Instructions to follow: Find the line containing "Convert this document image to plain text.", then return it and every line after it through the end of the records, exactly. Leave out pictures.

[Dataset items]
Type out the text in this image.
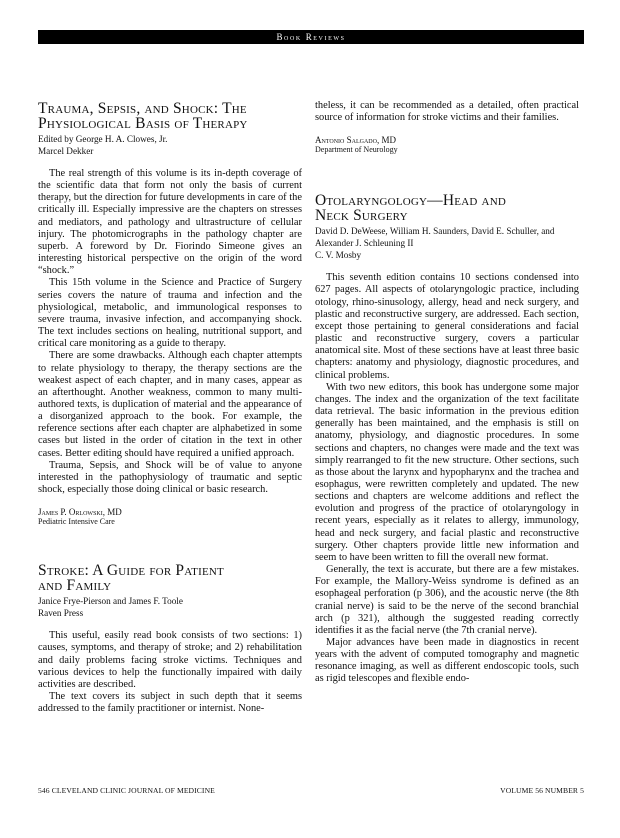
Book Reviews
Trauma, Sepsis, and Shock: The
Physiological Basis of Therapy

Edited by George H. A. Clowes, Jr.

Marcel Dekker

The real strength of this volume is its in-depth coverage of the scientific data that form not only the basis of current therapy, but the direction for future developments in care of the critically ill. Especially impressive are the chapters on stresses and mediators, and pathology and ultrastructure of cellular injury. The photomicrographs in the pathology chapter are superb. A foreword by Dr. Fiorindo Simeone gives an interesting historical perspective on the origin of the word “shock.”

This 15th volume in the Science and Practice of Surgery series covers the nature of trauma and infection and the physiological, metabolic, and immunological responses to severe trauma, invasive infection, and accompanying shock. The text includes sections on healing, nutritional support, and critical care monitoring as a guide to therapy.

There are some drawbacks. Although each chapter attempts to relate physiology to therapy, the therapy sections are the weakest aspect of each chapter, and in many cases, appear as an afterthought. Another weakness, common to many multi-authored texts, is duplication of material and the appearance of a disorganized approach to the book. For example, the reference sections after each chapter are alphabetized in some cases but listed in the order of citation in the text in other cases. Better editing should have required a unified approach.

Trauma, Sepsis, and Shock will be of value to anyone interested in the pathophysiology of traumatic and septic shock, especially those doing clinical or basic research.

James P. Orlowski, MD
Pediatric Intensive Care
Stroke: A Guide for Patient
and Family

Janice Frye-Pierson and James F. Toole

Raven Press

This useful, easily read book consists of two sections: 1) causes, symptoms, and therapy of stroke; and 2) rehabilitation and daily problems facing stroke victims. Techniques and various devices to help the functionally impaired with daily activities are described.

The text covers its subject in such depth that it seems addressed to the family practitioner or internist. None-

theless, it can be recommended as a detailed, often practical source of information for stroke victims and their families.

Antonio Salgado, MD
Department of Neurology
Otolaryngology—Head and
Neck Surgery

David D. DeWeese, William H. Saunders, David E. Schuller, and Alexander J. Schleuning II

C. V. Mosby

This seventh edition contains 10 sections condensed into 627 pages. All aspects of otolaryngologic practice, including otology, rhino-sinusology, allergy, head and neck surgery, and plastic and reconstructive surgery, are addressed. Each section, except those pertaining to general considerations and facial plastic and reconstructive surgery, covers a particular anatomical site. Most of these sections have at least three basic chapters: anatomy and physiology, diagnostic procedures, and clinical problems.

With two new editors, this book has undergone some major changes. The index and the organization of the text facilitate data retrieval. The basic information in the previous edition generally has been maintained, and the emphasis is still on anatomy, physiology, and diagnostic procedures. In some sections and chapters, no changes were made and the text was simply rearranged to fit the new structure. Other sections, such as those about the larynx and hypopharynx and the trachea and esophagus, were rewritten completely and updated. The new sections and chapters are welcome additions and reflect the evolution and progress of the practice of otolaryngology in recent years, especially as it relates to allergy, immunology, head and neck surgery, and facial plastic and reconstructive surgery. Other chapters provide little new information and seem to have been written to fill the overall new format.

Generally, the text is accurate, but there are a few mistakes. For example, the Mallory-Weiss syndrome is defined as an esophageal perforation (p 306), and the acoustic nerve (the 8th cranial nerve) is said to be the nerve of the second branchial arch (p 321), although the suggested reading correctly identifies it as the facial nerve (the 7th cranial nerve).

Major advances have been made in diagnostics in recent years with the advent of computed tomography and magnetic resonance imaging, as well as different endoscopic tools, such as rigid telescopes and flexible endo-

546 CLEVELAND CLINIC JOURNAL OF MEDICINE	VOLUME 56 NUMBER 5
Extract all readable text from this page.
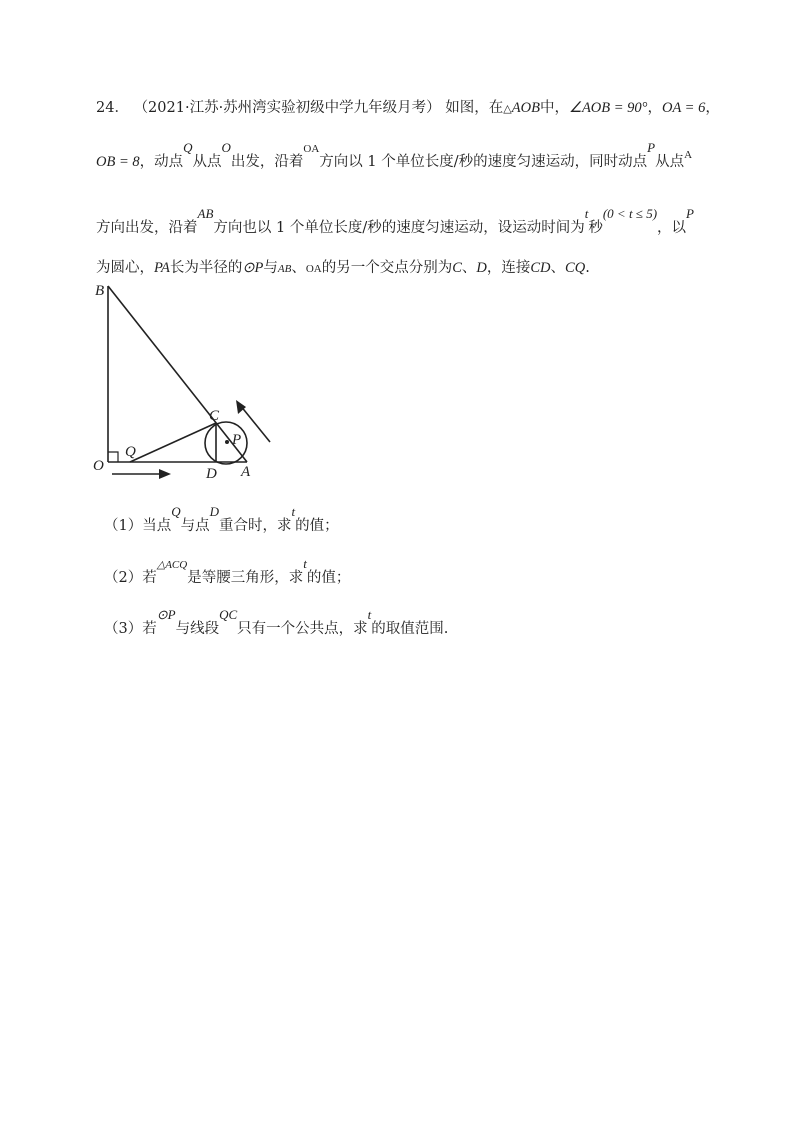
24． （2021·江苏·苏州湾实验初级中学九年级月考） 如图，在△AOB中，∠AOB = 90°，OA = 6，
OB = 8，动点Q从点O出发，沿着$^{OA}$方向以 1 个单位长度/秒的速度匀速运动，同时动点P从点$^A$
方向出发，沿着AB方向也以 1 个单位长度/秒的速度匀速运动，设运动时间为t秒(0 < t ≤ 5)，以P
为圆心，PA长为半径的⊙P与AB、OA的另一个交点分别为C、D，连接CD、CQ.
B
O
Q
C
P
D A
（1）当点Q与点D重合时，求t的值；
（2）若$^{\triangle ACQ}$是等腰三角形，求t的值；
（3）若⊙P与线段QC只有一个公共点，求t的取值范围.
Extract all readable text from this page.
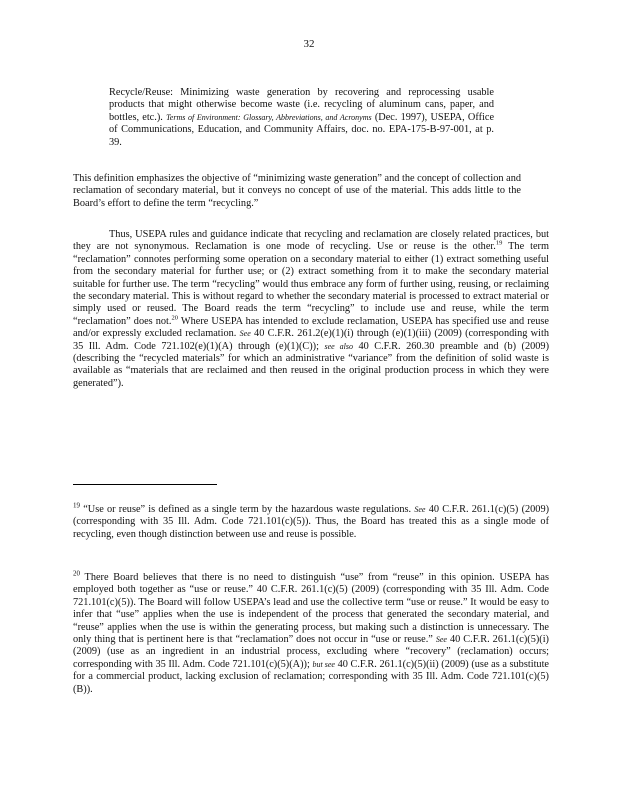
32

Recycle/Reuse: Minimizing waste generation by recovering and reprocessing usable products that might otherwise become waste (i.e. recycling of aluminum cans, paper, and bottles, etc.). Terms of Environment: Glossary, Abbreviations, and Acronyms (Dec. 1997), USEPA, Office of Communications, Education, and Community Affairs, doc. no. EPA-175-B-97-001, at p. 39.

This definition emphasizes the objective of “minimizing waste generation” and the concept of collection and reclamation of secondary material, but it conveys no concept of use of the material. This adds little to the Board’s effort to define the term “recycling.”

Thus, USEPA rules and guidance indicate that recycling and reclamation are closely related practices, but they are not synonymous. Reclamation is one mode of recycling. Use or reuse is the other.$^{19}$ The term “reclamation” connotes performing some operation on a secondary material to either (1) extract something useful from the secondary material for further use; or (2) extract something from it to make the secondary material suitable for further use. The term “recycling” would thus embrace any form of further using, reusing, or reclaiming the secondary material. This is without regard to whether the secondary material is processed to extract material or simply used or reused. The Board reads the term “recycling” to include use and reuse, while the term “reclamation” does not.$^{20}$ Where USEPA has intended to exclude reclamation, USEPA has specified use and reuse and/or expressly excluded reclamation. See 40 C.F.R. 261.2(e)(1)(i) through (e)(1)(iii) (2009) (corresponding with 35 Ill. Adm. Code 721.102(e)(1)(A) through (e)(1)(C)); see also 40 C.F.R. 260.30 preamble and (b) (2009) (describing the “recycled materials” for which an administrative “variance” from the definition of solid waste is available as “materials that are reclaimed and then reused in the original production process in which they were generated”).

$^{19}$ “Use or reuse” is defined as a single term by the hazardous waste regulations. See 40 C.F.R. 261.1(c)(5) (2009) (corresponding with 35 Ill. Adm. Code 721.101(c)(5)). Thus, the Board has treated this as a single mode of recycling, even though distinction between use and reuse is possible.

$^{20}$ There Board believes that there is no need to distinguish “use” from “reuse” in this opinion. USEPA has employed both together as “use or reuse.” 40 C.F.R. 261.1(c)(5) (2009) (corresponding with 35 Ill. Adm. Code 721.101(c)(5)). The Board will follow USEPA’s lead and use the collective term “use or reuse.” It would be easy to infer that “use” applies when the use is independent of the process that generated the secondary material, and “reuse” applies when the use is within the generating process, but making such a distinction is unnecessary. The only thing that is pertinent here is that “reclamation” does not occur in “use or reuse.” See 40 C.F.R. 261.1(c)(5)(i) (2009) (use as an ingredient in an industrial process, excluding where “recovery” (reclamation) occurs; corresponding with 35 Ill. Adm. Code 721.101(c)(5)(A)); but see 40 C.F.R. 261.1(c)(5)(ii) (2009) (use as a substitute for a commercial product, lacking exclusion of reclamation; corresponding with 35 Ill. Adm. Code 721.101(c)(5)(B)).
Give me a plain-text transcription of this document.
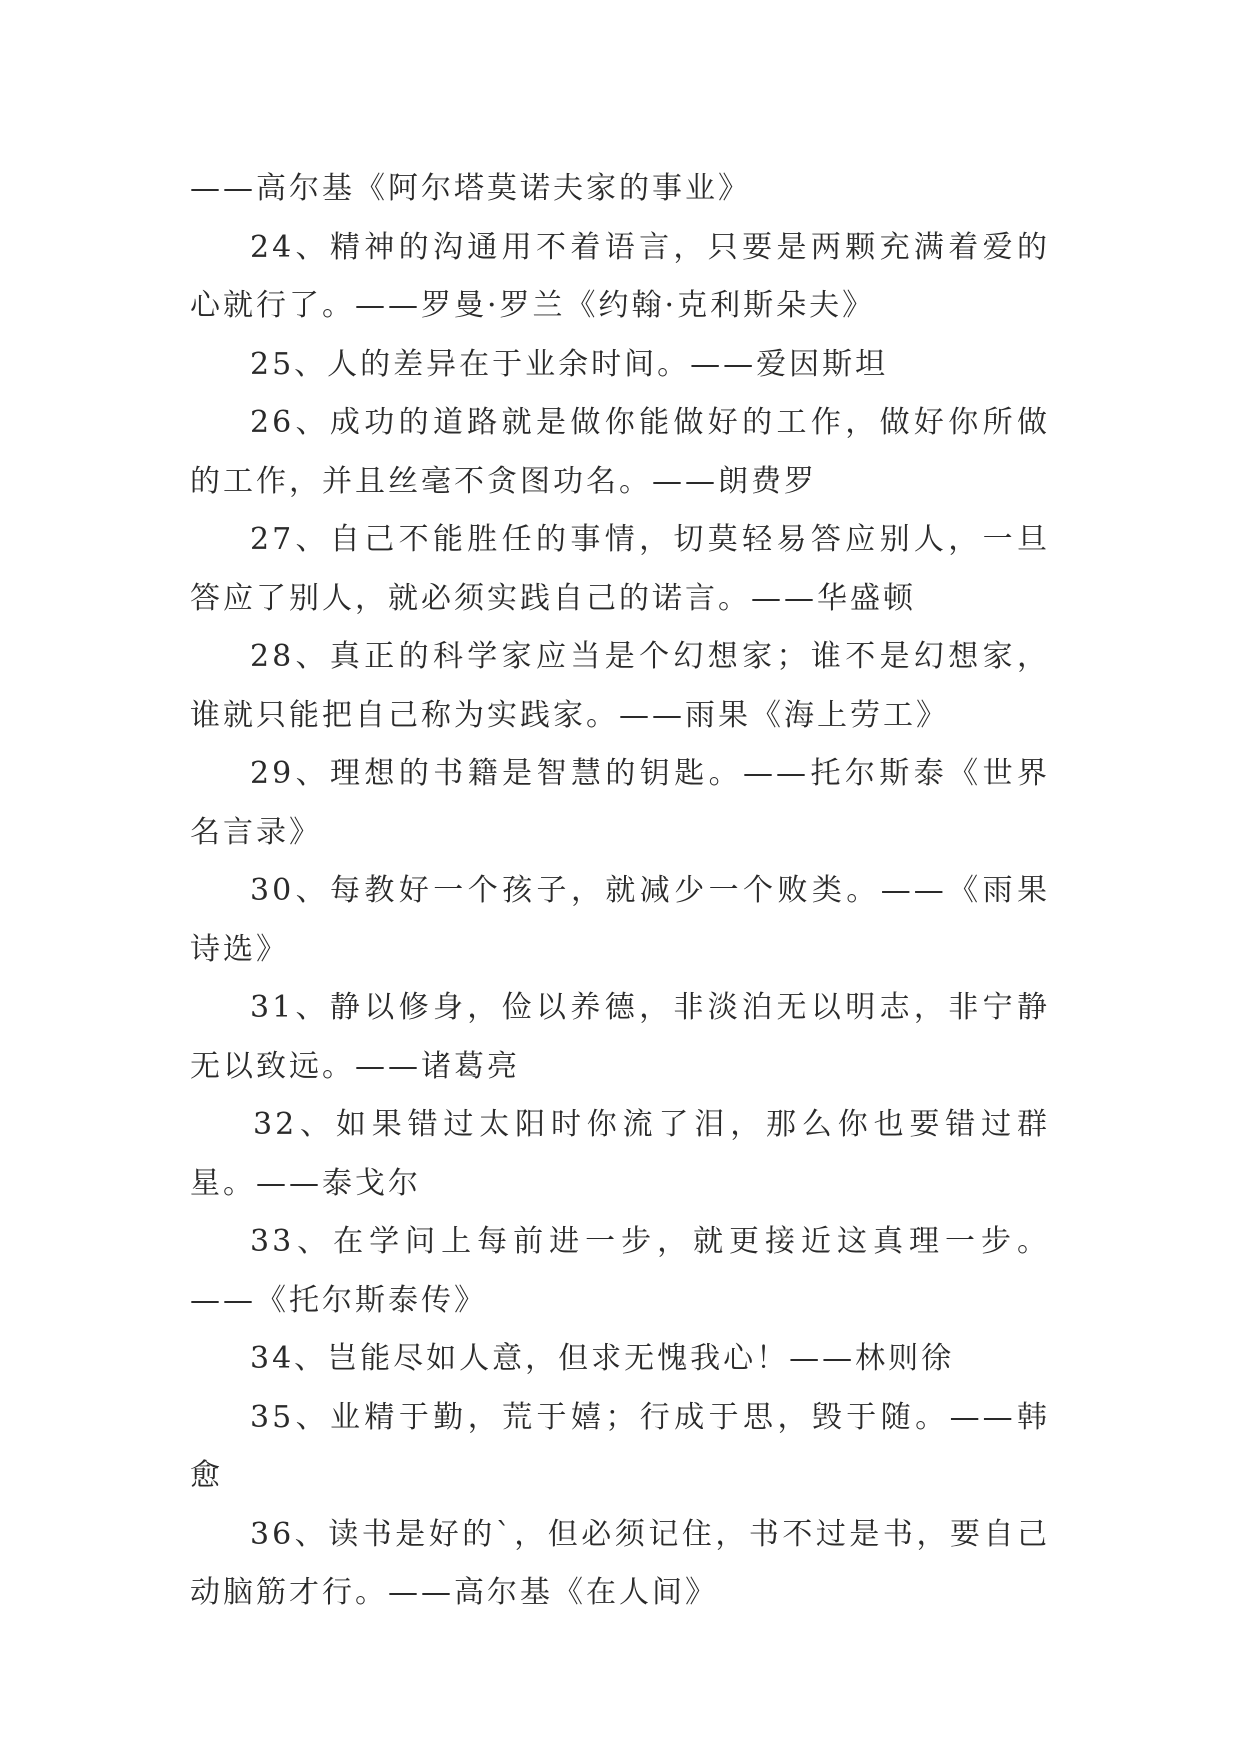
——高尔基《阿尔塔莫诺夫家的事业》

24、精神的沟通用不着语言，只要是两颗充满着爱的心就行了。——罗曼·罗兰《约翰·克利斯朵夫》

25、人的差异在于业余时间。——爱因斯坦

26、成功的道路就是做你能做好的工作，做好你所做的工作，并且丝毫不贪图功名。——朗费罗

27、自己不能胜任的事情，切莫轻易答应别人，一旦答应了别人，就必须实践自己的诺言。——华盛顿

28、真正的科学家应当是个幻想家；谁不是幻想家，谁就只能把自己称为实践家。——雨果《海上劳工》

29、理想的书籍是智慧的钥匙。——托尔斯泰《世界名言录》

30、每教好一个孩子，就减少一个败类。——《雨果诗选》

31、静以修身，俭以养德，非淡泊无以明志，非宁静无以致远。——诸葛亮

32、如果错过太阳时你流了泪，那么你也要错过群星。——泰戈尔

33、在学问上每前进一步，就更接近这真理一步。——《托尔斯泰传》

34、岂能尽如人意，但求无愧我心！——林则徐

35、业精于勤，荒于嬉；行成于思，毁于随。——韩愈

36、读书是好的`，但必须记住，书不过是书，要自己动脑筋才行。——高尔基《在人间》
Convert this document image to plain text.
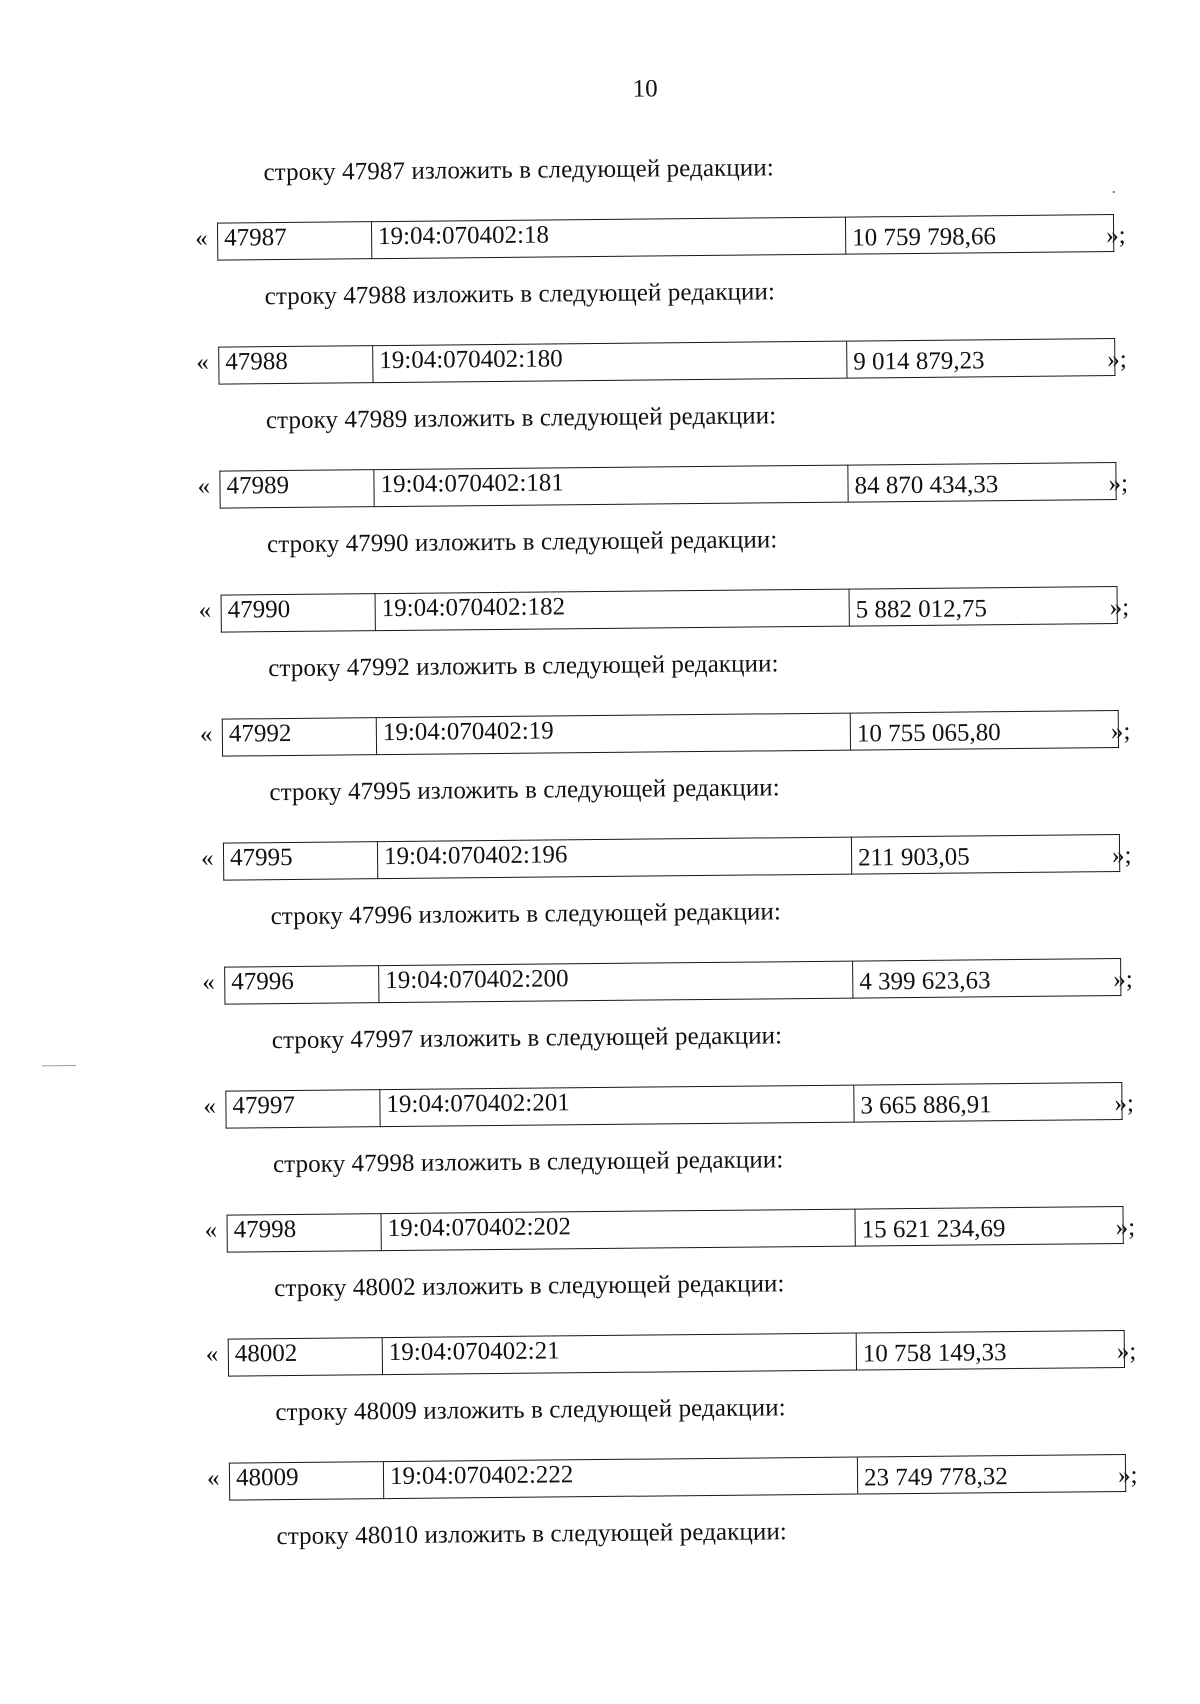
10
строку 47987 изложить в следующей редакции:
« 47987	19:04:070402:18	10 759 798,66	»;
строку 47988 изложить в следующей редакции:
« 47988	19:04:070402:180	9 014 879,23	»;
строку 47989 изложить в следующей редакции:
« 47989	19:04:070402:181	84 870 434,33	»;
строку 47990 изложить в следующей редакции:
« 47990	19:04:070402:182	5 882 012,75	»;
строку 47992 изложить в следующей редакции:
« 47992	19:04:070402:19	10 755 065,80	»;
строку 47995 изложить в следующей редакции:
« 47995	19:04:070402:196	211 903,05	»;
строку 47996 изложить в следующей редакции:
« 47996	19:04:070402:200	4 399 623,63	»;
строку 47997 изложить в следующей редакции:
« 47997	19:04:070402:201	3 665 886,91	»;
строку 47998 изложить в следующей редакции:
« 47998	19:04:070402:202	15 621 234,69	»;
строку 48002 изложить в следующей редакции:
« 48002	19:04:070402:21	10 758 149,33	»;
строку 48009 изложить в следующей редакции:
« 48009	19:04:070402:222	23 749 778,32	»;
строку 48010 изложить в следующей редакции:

Task response:
Convert this document image to plain text.
10
строку 47987 изложить в следующей редакции:
« 47987	19:04:070402:18	10 759 798,66	»;
строку 47988 изложить в следующей редакции:
« 47988	19:04:070402:180	9 014 879,23	»;
строку 47989 изложить в следующей редакции:
« 47989	19:04:070402:181	84 870 434,33	»;
строку 47990 изложить в следующей редакции:
« 47990	19:04:070402:182	5 882 012,75	»;
строку 47992 изложить в следующей редакции:
« 47992	19:04:070402:19	10 755 065,80	»;
строку 47995 изложить в следующей редакции:
« 47995	19:04:070402:196	211 903,05	»;
строку 47996 изложить в следующей редакции:
« 47996	19:04:070402:200	4 399 623,63	»;
строку 47997 изложить в следующей редакции:
« 47997	19:04:070402:201	3 665 886,91	»;
строку 47998 изложить в следующей редакции:
« 47998	19:04:070402:202	15 621 234,69	»;
строку 48002 изложить в следующей редакции:
« 48002	19:04:070402:21	10 758 149,33	»;
строку 48009 изложить в следующей редакции:
« 48009	19:04:070402:222	23 749 778,32	»;
строку 48010 изложить в следующей редакции:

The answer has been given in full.